Vocal artists pay worthy tribute to Viktor Ullmann

Fri Oct 16, 2015 at 5:02 pm
Music of Viktor Ullmann was performed Thursday night at Merkin Concert Hall.

Music of Viktor Ullmann was performed Thursday night at Merkin Concert Hall.

Among the many cultural victims of the Holocaust was an adventurous composer named Viktor Ullmann who had an affinity for music that the Nazis labeled “degenerate” — perhaps most famously, the breakthrough in atonality made by Arnold Schoenberg.

Ullmann, briefly a student of Schoenberg’s, was imprisoned by the Nazis and murdered at Auschwitz October 18, 1944, at age 46. Many of his works were lost, although enough survive that Ullman today is edging into repertoire alongside mainstays of early 20th Century music.

SUPPLIED RECORDS »
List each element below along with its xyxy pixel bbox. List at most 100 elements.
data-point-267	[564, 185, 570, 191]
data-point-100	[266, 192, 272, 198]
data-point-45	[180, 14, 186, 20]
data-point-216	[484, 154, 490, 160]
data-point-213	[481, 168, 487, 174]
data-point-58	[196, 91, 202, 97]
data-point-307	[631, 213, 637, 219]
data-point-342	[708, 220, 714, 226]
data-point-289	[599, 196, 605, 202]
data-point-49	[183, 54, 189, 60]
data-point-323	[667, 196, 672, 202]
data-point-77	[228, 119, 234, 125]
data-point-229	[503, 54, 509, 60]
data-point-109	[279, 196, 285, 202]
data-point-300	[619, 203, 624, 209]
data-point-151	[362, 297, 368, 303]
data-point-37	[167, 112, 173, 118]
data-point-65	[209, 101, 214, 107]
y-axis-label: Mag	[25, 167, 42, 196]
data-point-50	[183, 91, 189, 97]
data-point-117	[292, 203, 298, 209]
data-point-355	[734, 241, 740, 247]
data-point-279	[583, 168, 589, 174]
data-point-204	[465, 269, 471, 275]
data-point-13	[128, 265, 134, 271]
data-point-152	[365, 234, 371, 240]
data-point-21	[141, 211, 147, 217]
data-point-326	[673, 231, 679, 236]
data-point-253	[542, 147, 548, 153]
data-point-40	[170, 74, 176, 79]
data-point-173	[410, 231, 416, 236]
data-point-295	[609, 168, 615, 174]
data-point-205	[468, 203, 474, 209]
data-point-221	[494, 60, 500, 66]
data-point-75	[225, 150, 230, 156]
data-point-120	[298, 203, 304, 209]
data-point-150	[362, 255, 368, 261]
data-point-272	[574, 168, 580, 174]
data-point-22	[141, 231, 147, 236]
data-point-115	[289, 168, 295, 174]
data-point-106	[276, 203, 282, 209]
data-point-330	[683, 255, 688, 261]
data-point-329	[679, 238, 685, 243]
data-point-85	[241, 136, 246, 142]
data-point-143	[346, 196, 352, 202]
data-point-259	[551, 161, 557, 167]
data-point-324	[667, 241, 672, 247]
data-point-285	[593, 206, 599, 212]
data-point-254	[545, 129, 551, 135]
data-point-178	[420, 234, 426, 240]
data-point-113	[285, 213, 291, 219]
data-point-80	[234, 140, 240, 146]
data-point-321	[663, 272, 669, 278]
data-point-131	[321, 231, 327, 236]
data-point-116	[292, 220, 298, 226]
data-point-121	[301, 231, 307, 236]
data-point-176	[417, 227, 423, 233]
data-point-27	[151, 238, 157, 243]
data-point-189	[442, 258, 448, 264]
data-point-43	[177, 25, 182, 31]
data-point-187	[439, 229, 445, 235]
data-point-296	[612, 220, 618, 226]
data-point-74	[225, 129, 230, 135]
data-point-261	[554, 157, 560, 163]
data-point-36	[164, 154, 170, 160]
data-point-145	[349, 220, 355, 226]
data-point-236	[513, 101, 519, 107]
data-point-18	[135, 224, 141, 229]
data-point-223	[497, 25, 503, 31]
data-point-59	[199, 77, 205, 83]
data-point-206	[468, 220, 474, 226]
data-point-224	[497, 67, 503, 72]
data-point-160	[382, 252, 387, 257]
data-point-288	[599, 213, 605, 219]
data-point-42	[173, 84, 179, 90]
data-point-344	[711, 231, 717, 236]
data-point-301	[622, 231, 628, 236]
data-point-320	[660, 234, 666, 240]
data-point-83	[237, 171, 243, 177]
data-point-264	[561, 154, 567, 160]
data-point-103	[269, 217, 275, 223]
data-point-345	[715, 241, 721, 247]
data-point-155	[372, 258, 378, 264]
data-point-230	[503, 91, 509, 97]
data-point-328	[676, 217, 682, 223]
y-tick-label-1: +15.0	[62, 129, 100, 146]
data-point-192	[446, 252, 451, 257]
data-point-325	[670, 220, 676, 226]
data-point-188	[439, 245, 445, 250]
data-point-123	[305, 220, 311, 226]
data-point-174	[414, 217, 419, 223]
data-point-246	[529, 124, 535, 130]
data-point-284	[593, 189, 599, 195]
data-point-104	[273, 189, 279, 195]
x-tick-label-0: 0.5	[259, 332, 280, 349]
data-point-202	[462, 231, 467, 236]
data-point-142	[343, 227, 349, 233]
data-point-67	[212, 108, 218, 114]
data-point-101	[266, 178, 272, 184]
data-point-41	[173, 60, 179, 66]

SET OF TASKS »
1: Please copy the rows from the first one through the line holding "168, 487, 174]", inclusive, without changing anything.
2: Carry on the review of the Viktor Ullmann concert from where it stops.

ANSWER LIST »
1:
List each element below along with its xyxy pixel bbox. List at most 100 elements.
data-point-267	[564, 185, 570, 191]
data-point-100	[266, 192, 272, 198]
data-point-45	[180, 14, 186, 20]
data-point-216	[484, 154, 490, 160]
data-point-213	[481, 168, 487, 174]

2:
The Ullmann Project, an initiative by New York-based singer Dominique Hellsten, is designed to sustain that momentum and bring Ullman to a larger audience. A crisp solo voice and piano recital Thursday night at the Kaufman Music Center’s Merkin Concert Hall, on Manhattan’s Upper West Side, did precisely that, pairing Ullman’s unjustly neglected works with pieces by kindred composers.

Though not Schoenberg, in this case. Although the inventor of twelve-tone music was in the room, stylistically speaking, Hellsten opted instead for a program including works by a Schoenberg contemporary who also mentored Ullmann, Alexander von Zemlinsky. 

Also presented on Thursday were Ullmann’s more lyrical and tradition-minded contemporary, Erich Wolfgang Korngold (likewise a Zemlinsky pupil), and, lastly, a successor of sorts who reconciled the divergent styles of Ullmann and Korngold, Petr Eben.

The decision to leave Schoenberg out was interesting, but defensible, as a way of allowing Ullmann’s music to be considered at a remove from one of its acknowledged influences.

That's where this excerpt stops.